[start]

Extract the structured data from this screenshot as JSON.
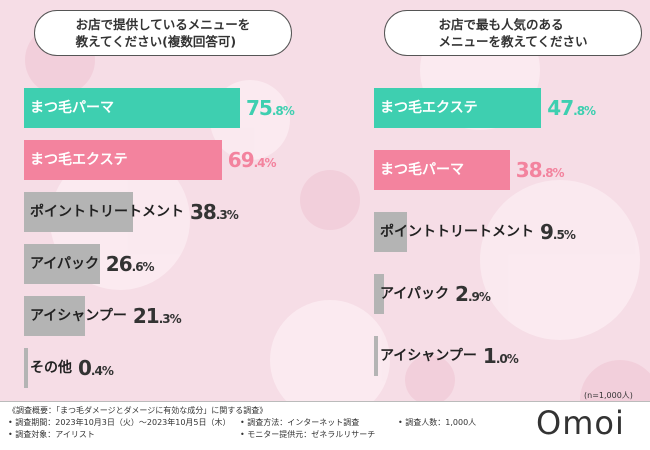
{
  "colors": {
    "teal": "#3ecfb0",
    "pink": "#f3839e",
    "gray": "#b4b4b4",
    "background": "#f6dde6"
  },
  "chart_data": [
    {
      "type": "bar",
      "orientation": "horizontal",
      "title": "お店で提供しているメニューを\n教えてください(複数回答可)",
      "categories": [
        "まつ毛パーマ",
        "まつ毛エクステ",
        "ポイントトリートメント",
        "アイパック",
        "アイシャンプー",
        "その他"
      ],
      "values": [
        75.8,
        69.4,
        38.3,
        26.6,
        21.3,
        0.4
      ],
      "labels": [
        "75.8%",
        "69.4%",
        "38.3%",
        "26.6%",
        "21.3%",
        "0.4%"
      ],
      "unit": "%",
      "highlight": [
        "teal",
        "pink",
        "gray",
        "gray",
        "gray",
        "gray"
      ]
    },
    {
      "type": "bar",
      "orientation": "horizontal",
      "title": "お店で最も人気のある\nメニューを教えてください",
      "categories": [
        "まつ毛エクステ",
        "まつ毛パーマ",
        "ポイントトリートメント",
        "アイパック",
        "アイシャンプー"
      ],
      "values": [
        47.8,
        38.8,
        9.5,
        2.9,
        1.0
      ],
      "labels": [
        "47.8%",
        "38.8%",
        "9.5%",
        "2.9%",
        "1.0%"
      ],
      "unit": "%",
      "highlight": [
        "teal",
        "pink",
        "gray",
        "gray",
        "gray"
      ]
    }
  ],
  "sample_note": "(n=1,000人)",
  "footer": {
    "line1": "《調査概要：「まつ毛ダメージとダメージに有効な成分」に関する調査》",
    "period": "• 調査期間：2023年10月3日（火）～2023年10月5日（木）",
    "method": "• 調査方法：インターネット調査",
    "count": "• 調査人数：1,000人",
    "target": "• 調査対象：アイリスト",
    "provider": "• モニター提供元：ゼネラルリサーチ"
  },
  "logo": "Omoi"
}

[end]

Goal of the exercise: Take the entries shown above and quote them verbatim, passing over the pictures.

Solution to the exercise:
Extract the structured data from this screenshot as JSON.
{
  "colors": {
    "teal": "#3ecfb0",
    "pink": "#f3839e",
    "gray": "#b4b4b4",
    "background": "#f6dde6"
  },
  "chart_data": [
    {
      "type": "bar",
      "orientation": "horizontal",
      "title": "お店で提供しているメニューを\n教えてください(複数回答可)",
      "categories": [
        "まつ毛パーマ",
        "まつ毛エクステ",
        "ポイントトリートメント",
        "アイパック",
        "アイシャンプー",
        "その他"
      ],
      "values": [
        75.8,
        69.4,
        38.3,
        26.6,
        21.3,
        0.4
      ],
      "labels": [
        "75.8%",
        "69.4%",
        "38.3%",
        "26.6%",
        "21.3%",
        "0.4%"
      ],
      "unit": "%",
      "highlight": [
        "teal",
        "pink",
        "gray",
        "gray",
        "gray",
        "gray"
      ]
    },
    {
      "type": "bar",
      "orientation": "horizontal",
      "title": "お店で最も人気のある\nメニューを教えてください",
      "categories": [
        "まつ毛エクステ",
        "まつ毛パーマ",
        "ポイントトリートメント",
        "アイパック",
        "アイシャンプー"
      ],
      "values": [
        47.8,
        38.8,
        9.5,
        2.9,
        1.0
      ],
      "labels": [
        "47.8%",
        "38.8%",
        "9.5%",
        "2.9%",
        "1.0%"
      ],
      "unit": "%",
      "highlight": [
        "teal",
        "pink",
        "gray",
        "gray",
        "gray"
      ]
    }
  ],
  "sample_note": "(n=1,000人)",
  "footer": {
    "line1": "《調査概要：「まつ毛ダメージとダメージに有効な成分」に関する調査》",
    "period": "• 調査期間：2023年10月3日（火）～2023年10月5日（木）",
    "method": "• 調査方法：インターネット調査",
    "count": "• 調査人数：1,000人",
    "target": "• 調査対象：アイリスト",
    "provider": "• モニター提供元：ゼネラルリサーチ"
  },
  "logo": "Omoi"
}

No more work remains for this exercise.